THE TASK> Write every line of the material out exactly as shown.

___ RECORDS FOR THE EXERCISE ___

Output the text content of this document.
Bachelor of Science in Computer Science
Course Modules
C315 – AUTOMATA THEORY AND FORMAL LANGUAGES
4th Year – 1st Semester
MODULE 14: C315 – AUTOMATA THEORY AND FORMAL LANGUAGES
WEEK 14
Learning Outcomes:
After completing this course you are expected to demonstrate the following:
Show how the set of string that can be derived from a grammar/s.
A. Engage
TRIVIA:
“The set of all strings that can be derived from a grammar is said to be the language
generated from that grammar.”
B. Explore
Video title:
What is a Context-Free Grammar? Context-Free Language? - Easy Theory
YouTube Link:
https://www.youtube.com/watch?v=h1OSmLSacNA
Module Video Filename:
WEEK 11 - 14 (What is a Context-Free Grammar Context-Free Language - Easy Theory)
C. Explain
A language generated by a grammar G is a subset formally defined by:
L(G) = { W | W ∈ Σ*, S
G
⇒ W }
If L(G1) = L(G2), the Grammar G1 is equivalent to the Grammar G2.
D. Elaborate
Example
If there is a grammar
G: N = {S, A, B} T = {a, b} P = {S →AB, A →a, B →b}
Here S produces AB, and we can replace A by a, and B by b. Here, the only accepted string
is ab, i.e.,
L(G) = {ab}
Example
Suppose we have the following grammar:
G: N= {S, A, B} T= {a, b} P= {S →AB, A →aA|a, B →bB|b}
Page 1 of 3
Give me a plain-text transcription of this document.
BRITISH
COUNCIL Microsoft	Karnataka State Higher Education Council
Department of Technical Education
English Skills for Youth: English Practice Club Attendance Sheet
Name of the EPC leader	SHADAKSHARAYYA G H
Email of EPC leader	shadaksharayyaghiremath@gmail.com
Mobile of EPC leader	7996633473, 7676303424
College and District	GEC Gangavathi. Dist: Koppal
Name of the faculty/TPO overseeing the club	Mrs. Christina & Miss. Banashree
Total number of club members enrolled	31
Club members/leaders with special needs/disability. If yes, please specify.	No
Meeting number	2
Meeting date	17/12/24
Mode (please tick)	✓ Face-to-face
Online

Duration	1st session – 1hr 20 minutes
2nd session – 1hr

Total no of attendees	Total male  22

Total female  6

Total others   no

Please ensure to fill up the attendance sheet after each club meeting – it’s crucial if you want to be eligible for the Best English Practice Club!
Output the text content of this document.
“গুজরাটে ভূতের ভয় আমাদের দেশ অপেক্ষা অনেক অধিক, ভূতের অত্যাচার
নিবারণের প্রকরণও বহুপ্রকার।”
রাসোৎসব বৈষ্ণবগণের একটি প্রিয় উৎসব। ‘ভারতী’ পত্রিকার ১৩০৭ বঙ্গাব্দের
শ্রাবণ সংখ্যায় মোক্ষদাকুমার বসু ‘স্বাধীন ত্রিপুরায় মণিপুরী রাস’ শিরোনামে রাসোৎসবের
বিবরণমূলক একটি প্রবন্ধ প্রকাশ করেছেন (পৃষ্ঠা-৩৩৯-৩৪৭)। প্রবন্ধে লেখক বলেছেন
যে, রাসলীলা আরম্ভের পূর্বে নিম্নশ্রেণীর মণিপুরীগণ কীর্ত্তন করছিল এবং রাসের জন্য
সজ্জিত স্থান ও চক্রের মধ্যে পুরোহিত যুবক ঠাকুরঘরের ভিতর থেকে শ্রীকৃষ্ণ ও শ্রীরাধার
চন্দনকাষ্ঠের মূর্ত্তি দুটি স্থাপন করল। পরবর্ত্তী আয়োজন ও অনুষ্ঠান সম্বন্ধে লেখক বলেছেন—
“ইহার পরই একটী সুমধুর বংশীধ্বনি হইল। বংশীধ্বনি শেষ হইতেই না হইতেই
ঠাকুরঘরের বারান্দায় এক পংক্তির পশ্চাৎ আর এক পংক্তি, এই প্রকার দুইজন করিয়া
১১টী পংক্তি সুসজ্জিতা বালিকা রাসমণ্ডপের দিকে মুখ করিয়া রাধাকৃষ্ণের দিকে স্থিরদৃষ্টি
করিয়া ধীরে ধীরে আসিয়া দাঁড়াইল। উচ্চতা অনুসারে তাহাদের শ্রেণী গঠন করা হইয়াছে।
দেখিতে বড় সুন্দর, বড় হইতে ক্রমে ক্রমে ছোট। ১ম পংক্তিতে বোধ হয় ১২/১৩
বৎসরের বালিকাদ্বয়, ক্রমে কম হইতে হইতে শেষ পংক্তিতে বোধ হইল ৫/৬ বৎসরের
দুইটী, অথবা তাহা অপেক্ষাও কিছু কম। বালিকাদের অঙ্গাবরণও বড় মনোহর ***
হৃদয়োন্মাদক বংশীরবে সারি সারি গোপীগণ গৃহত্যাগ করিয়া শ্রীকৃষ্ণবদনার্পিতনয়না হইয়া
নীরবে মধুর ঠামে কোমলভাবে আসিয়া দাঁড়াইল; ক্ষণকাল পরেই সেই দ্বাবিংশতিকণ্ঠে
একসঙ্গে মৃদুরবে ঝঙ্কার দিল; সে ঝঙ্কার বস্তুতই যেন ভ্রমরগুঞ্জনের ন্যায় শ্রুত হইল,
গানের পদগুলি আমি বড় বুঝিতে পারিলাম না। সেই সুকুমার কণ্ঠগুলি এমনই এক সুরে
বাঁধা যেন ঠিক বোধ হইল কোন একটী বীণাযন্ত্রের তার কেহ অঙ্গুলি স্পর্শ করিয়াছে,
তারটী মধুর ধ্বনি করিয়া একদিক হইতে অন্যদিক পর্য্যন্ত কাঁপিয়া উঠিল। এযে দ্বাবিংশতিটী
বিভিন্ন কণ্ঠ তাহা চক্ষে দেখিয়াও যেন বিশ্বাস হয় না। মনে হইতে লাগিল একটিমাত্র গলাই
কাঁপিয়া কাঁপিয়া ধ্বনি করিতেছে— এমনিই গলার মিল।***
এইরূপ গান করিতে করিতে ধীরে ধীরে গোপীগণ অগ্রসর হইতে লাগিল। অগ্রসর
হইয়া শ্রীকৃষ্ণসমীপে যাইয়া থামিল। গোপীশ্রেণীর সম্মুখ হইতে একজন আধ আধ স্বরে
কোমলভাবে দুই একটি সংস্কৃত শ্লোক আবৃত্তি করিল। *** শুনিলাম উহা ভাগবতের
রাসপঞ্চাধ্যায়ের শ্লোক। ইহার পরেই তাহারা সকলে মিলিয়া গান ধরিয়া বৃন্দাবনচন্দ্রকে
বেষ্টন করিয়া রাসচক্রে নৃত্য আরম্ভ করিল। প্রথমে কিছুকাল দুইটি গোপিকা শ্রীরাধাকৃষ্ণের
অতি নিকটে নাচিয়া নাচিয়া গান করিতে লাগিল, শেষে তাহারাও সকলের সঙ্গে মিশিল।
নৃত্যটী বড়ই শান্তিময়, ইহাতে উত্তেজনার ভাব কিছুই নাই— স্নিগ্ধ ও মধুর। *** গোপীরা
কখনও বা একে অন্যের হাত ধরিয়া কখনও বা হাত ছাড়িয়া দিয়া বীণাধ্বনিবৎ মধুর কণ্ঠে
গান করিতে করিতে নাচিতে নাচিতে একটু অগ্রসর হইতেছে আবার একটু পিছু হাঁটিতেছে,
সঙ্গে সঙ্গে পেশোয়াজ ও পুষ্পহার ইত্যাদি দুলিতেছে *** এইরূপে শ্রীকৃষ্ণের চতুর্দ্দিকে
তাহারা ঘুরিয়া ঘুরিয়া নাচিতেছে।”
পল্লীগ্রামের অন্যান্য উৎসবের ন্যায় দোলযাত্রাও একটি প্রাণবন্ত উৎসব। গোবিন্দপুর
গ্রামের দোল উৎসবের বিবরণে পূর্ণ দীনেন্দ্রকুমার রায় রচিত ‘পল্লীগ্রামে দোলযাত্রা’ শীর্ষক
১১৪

___

RESULT OF THE EXERCISE>
Output the text content of this document.
Bachelor of Science in Computer Science
Course Modules
C315 – AUTOMATA THEORY AND FORMAL LANGUAGES
4th Year – 1st Semester
MODULE 14: C315 – AUTOMATA THEORY AND FORMAL LANGUAGES
WEEK 14
Learning Outcomes:
After completing this course you are expected to demonstrate the following:
Show how the set of string that can be derived from a grammar/s.
A. Engage
TRIVIA:
“The set of all strings that can be derived from a grammar is said to be the language
generated from that grammar.”
B. Explore
Video title:
What is a Context-Free Grammar? Context-Free Language? - Easy Theory
YouTube Link:
https://www.youtube.com/watch?v=h1OSmLSacNA
Module Video Filename:
WEEK 11 - 14 (What is a Context-Free Grammar Context-Free Language - Easy Theory)
C. Explain
A language generated by a grammar G is a subset formally defined by:
L(G) = { W | W ∈ Σ*, S
G
⇒ W }
If L(G1) = L(G2), the Grammar G1 is equivalent to the Grammar G2.
D. Elaborate
Example
If there is a grammar
G: N = {S, A, B} T = {a, b} P = {S →AB, A →a, B →b}
Here S produces AB, and we can replace A by a, and B by b. Here, the only accepted string
is ab, i.e.,
L(G) = {ab}
Example
Suppose we have the following grammar:
G: N= {S, A, B} T= {a, b} P= {S →AB, A →aA|a, B →bB|b}
Page 1 of 3
Give me a plain-text transcription of this document.
BRITISH
COUNCIL Microsoft	Karnataka State Higher Education Council
Department of Technical Education
English Skills for Youth: English Practice Club Attendance Sheet
Name of the EPC leader	SHADAKSHARAYYA G H
Email of EPC leader	shadaksharayyaghiremath@gmail.com
Mobile of EPC leader	7996633473, 7676303424
College and District	GEC Gangavathi. Dist: Koppal
Name of the faculty/TPO overseeing the club	Mrs. Christina & Miss. Banashree
Total number of club members enrolled	31
Club members/leaders with special needs/disability. If yes, please specify.	No
Meeting number	2
Meeting date	17/12/24
Mode (please tick)	✓ Face-to-face
Online

Duration	1st session – 1hr 20 minutes
2nd session – 1hr

Total no of attendees	Total male  22

Total female  6

Total others   no

Please ensure to fill up the attendance sheet after each club meeting – it’s crucial if you want to be eligible for the Best English Practice Club!
Output the text content of this document.
“গুজরাটে ভূতের ভয় আমাদের দেশ অপেক্ষা অনেক অধিক, ভূতের অত্যাচার
নিবারণের প্রকরণও বহুপ্রকার।”
রাসোৎসব বৈষ্ণবগণের একটি প্রিয় উৎসব। ‘ভারতী’ পত্রিকার ১৩০৭ বঙ্গাব্দের
শ্রাবণ সংখ্যায় মোক্ষদাকুমার বসু ‘স্বাধীন ত্রিপুরায় মণিপুরী রাস’ শিরোনামে রাসোৎসবের
বিবরণমূলক একটি প্রবন্ধ প্রকাশ করেছেন (পৃষ্ঠা-৩৩৯-৩৪৭)। প্রবন্ধে লেখক বলেছেন
যে, রাসলীলা আরম্ভের পূর্বে নিম্নশ্রেণীর মণিপুরীগণ কীর্ত্তন করছিল এবং রাসের জন্য
সজ্জিত স্থান ও চক্রের মধ্যে পুরোহিত যুবক ঠাকুরঘরের ভিতর থেকে শ্রীকৃষ্ণ ও শ্রীরাধার
চন্দনকাষ্ঠের মূর্ত্তি দুটি স্থাপন করল। পরবর্ত্তী আয়োজন ও অনুষ্ঠান সম্বন্ধে লেখক বলেছেন—
“ইহার পরই একটী সুমধুর বংশীধ্বনি হইল। বংশীধ্বনি শেষ হইতেই না হইতেই
ঠাকুরঘরের বারান্দায় এক পংক্তির পশ্চাৎ আর এক পংক্তি, এই প্রকার দুইজন করিয়া
১১টী পংক্তি সুসজ্জিতা বালিকা রাসমণ্ডপের দিকে মুখ করিয়া রাধাকৃষ্ণের দিকে স্থিরদৃষ্টি
করিয়া ধীরে ধীরে আসিয়া দাঁড়াইল। উচ্চতা অনুসারে তাহাদের শ্রেণী গঠন করা হইয়াছে।
দেখিতে বড় সুন্দর, বড় হইতে ক্রমে ক্রমে ছোট। ১ম পংক্তিতে বোধ হয় ১২/১৩
বৎসরের বালিকাদ্বয়, ক্রমে কম হইতে হইতে শেষ পংক্তিতে বোধ হইল ৫/৬ বৎসরের
দুইটী, অথবা তাহা অপেক্ষাও কিছু কম। বালিকাদের অঙ্গাবরণও বড় মনোহর ***
হৃদয়োন্মাদক বংশীরবে সারি সারি গোপীগণ গৃহত্যাগ করিয়া শ্রীকৃষ্ণবদনার্পিতনয়না হইয়া
নীরবে মধুর ঠামে কোমলভাবে আসিয়া দাঁড়াইল; ক্ষণকাল পরেই সেই দ্বাবিংশতিকণ্ঠে
একসঙ্গে মৃদুরবে ঝঙ্কার দিল; সে ঝঙ্কার বস্তুতই যেন ভ্রমরগুঞ্জনের ন্যায় শ্রুত হইল,
গানের পদগুলি আমি বড় বুঝিতে পারিলাম না। সেই সুকুমার কণ্ঠগুলি এমনই এক সুরে
বাঁধা যেন ঠিক বোধ হইল কোন একটী বীণাযন্ত্রের তার কেহ অঙ্গুলি স্পর্শ করিয়াছে,
তারটী মধুর ধ্বনি করিয়া একদিক হইতে অন্যদিক পর্য্যন্ত কাঁপিয়া উঠিল। এযে দ্বাবিংশতিটী
বিভিন্ন কণ্ঠ তাহা চক্ষে দেখিয়াও যেন বিশ্বাস হয় না। মনে হইতে লাগিল একটিমাত্র গলাই
কাঁপিয়া কাঁপিয়া ধ্বনি করিতেছে— এমনিই গলার মিল।***
এইরূপ গান করিতে করিতে ধীরে ধীরে গোপীগণ অগ্রসর হইতে লাগিল। অগ্রসর
হইয়া শ্রীকৃষ্ণসমীপে যাইয়া থামিল। গোপীশ্রেণীর সম্মুখ হইতে একজন আধ আধ স্বরে
কোমলভাবে দুই একটি সংস্কৃত শ্লোক আবৃত্তি করিল। *** শুনিলাম উহা ভাগবতের
রাসপঞ্চাধ্যায়ের শ্লোক। ইহার পরেই তাহারা সকলে মিলিয়া গান ধরিয়া বৃন্দাবনচন্দ্রকে
বেষ্টন করিয়া রাসচক্রে নৃত্য আরম্ভ করিল। প্রথমে কিছুকাল দুইটি গোপিকা শ্রীরাধাকৃষ্ণের
অতি নিকটে নাচিয়া নাচিয়া গান করিতে লাগিল, শেষে তাহারাও সকলের সঙ্গে মিশিল।
নৃত্যটী বড়ই শান্তিময়, ইহাতে উত্তেজনার ভাব কিছুই নাই— স্নিগ্ধ ও মধুর। *** গোপীরা
কখনও বা একে অন্যের হাত ধরিয়া কখনও বা হাত ছাড়িয়া দিয়া বীণাধ্বনিবৎ মধুর কণ্ঠে
গান করিতে করিতে নাচিতে নাচিতে একটু অগ্রসর হইতেছে আবার একটু পিছু হাঁটিতেছে,
সঙ্গে সঙ্গে পেশোয়াজ ও পুষ্পহার ইত্যাদি দুলিতেছে *** এইরূপে শ্রীকৃষ্ণের চতুর্দ্দিকে
তাহারা ঘুরিয়া ঘুরিয়া নাচিতেছে।”
পল্লীগ্রামের অন্যান্য উৎসবের ন্যায় দোলযাত্রাও একটি প্রাণবন্ত উৎসব। গোবিন্দপুর
গ্রামের দোল উৎসবের বিবরণে পূর্ণ দীনেন্দ্রকুমার রায় রচিত ‘পল্লীগ্রামে দোলযাত্রা’ শীর্ষক
১১৪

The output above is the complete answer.